Your assignment
Output the part of the passage on enhancers and other regulatory elements that starts with "The rapid maturation" and goes on through "a complicated task.", word for word.

Passage to read
§ §

We do not mean to say that operational definitions of enhancers, whether of a reporter assay or based on biochemical features, have been anything less than tremendously useful. However, we should be continuously evolving towards a framework for discovering, characterizing and validating enhancers that is as close as possible to the biological phenomenon itself. To this point, new methods have recently emerged that overcome many of the key limitations of earlier technologies. These include single-cell (‘sc’) methods to identify cell-type-specific open chromatin in complex tissues^82,83; higher resolution chromosome conformation capture [G] methods to more finely map enhancer–promoter contacts⁸⁴; MPRAs to dissect or trap enhancer activity on a reporter vector at scale⁸⁵; and high-throughput CRISPR screens to directly perturb enhancers in their native genomic context and link them to their target genes⁸⁶.

The rapid maturation of these technologies should force us to reexamine how we operationally define enhancers. At the same time, given the heterogeneity of both biochemical and functional methods that can now be applied at scale, it is important to acknowledge that this is going to be a complicated task.

What features identify an enhancer?

Enhancers are only one class of non-coding DNA regulatory element, although they are widely presumed to be the most numerically prevalent (Box 2). For this Review, we focus on enhancers, and mammalian enhancers in particular, although many of the assays and concepts described are potentially applicable to other classes of non-coding DNA regulatory elements.

Box 2. Other types of regulatory elements.

Enhancers are only one class of non-coding DNA regulatory element. This is a brief list of other major classes, perhaps unified in that they generally correspond to open chromatin in cell types in which they are active. These are not covered in detail in this Review, but many of the assays described in this Review could also be applied to these other classes of regulatory elements. Furthermore, because all of these elements share many biochemical features and/or functional characteristics, the lines between them can be blurry^59,238,239.

Promoter

An element that initiates transcription of a gene by RNA polymerase, by definition located at the 5ʹ end of the gene and encompassing its transcription start site (TSS). Composed of transcription factor (TF) binding sites that generally act independently of orientation, and core promoter elements (e.g. the TATA box) that tend to be oriented relative to the TSS²⁴⁰. Most promoters contain only a few discernable core promoter elements ²⁴¹.

Silencer

An element similar to an enhancer but that acts to reduce expression of a target gene. It tends to bind repressive TFs²⁴².

Insulator

A boundary element that restricts the ability of positive (enhancer) or negative (silencer) regulatory elements to modulate the expression of genes located on the other side of the boundary. Often bound by CTCF²⁴³.

Cis regulatory elements

Elements that regulate a target gene by a mechanism that depends on their residing on the same chromosome or episome. Regulatory elements located on the same chromosome and within 1 Mb of their target gene²⁴⁴ are often assumed to act through a cis regulatory mechanism.

Trans regulatory elements

Elements whose regulation of a target gene is mediated by a trans acting factor. Regulatory elements located over 1 Mb from their target gene on the same chromosome, or that are located on a different chromosome, are often assumed to act through a trans regulatory mechanism.

§ §

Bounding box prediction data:
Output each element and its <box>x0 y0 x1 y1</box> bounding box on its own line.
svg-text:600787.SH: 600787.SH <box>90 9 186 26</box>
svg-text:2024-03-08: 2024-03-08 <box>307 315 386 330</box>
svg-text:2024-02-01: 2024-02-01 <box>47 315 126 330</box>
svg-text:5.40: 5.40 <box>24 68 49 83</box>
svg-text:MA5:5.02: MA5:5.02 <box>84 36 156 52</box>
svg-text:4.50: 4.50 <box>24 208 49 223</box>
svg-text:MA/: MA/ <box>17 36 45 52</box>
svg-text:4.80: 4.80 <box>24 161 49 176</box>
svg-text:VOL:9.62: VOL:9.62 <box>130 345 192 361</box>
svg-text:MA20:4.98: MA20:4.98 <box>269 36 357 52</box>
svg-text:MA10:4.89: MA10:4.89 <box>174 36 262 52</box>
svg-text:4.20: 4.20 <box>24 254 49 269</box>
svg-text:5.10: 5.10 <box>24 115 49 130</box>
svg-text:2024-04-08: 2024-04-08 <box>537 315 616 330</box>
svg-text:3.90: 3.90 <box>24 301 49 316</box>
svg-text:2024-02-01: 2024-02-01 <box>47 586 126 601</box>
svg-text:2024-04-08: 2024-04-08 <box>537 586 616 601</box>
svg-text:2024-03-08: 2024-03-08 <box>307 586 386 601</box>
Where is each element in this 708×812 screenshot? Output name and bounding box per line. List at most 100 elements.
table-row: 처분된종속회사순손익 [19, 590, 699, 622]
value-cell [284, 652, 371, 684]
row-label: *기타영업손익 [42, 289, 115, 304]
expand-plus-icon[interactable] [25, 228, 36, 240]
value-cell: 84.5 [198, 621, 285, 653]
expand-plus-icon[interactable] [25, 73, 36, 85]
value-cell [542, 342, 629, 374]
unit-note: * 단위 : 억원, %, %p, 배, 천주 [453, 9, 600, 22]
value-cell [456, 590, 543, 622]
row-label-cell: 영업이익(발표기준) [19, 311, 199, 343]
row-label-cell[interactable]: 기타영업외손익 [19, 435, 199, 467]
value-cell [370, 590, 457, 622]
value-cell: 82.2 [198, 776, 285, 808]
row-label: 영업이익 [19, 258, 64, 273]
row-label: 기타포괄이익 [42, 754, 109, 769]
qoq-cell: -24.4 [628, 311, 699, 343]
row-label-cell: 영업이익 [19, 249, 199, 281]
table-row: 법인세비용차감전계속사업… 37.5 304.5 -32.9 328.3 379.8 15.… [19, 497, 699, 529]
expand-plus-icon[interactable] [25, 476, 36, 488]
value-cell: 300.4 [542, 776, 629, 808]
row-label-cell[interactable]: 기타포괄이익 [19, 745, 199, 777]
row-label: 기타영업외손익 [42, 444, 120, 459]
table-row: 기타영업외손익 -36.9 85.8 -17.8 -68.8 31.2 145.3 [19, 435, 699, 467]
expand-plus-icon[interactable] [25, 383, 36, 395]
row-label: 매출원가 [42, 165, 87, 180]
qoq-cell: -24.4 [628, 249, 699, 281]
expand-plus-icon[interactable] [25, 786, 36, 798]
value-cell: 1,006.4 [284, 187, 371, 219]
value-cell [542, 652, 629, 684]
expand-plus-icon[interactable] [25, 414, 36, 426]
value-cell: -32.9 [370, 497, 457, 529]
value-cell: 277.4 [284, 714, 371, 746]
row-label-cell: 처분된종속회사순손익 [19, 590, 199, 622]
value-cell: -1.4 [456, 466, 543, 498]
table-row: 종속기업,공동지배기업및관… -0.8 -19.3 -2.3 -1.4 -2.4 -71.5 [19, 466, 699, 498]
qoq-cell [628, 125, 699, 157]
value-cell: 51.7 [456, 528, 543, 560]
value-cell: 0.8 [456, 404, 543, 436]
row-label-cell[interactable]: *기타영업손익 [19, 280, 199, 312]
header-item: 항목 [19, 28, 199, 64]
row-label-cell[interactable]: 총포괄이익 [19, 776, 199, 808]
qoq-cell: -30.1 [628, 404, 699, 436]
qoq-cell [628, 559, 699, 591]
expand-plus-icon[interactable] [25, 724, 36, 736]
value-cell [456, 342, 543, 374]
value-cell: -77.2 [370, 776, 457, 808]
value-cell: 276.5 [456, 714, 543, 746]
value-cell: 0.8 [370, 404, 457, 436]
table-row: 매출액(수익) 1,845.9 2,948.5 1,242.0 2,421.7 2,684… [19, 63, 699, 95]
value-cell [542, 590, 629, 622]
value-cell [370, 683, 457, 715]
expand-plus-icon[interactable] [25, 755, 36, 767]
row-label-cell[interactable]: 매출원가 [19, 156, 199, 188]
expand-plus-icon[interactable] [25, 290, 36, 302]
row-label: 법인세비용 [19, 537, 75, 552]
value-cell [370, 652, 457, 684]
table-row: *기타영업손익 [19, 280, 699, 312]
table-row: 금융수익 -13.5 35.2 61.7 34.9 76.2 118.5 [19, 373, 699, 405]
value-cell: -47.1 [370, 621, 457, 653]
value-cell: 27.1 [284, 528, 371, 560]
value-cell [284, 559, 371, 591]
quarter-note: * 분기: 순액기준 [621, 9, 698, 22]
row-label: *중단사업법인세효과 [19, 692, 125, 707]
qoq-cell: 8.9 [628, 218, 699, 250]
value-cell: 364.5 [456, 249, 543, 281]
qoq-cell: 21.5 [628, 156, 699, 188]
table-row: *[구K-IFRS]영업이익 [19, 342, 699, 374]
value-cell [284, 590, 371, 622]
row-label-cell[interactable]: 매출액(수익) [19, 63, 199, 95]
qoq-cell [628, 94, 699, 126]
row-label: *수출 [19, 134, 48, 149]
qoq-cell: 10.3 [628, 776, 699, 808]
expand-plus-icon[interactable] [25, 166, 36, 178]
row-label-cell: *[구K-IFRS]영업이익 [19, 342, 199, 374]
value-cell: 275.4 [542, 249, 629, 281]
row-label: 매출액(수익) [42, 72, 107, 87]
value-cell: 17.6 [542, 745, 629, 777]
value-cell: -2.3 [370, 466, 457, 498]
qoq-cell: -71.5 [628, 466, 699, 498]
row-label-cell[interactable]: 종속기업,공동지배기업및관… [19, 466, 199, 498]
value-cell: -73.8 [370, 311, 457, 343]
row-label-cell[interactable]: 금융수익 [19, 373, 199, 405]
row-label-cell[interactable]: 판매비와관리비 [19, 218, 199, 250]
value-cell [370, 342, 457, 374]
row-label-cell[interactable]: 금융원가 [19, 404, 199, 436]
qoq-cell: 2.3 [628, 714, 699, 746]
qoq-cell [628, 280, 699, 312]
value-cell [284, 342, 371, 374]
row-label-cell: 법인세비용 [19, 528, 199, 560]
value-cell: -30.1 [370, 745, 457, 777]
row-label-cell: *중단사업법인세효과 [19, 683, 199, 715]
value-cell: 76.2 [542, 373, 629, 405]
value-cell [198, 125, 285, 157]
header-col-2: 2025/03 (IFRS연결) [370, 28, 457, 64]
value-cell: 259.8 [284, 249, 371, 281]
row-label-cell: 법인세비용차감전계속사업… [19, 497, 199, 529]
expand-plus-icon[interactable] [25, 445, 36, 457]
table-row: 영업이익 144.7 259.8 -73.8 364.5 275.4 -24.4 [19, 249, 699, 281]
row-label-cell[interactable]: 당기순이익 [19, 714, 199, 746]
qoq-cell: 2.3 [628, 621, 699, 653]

§ §

Solution for this problem
The rapid maturation of these technologies should force us to reexamine how we operationally define enhancers. At the same time, given the heterogeneity of both biochemical and functional methods that can now be applied at scale, it is important to acknowledge that this is going to be a complicated task.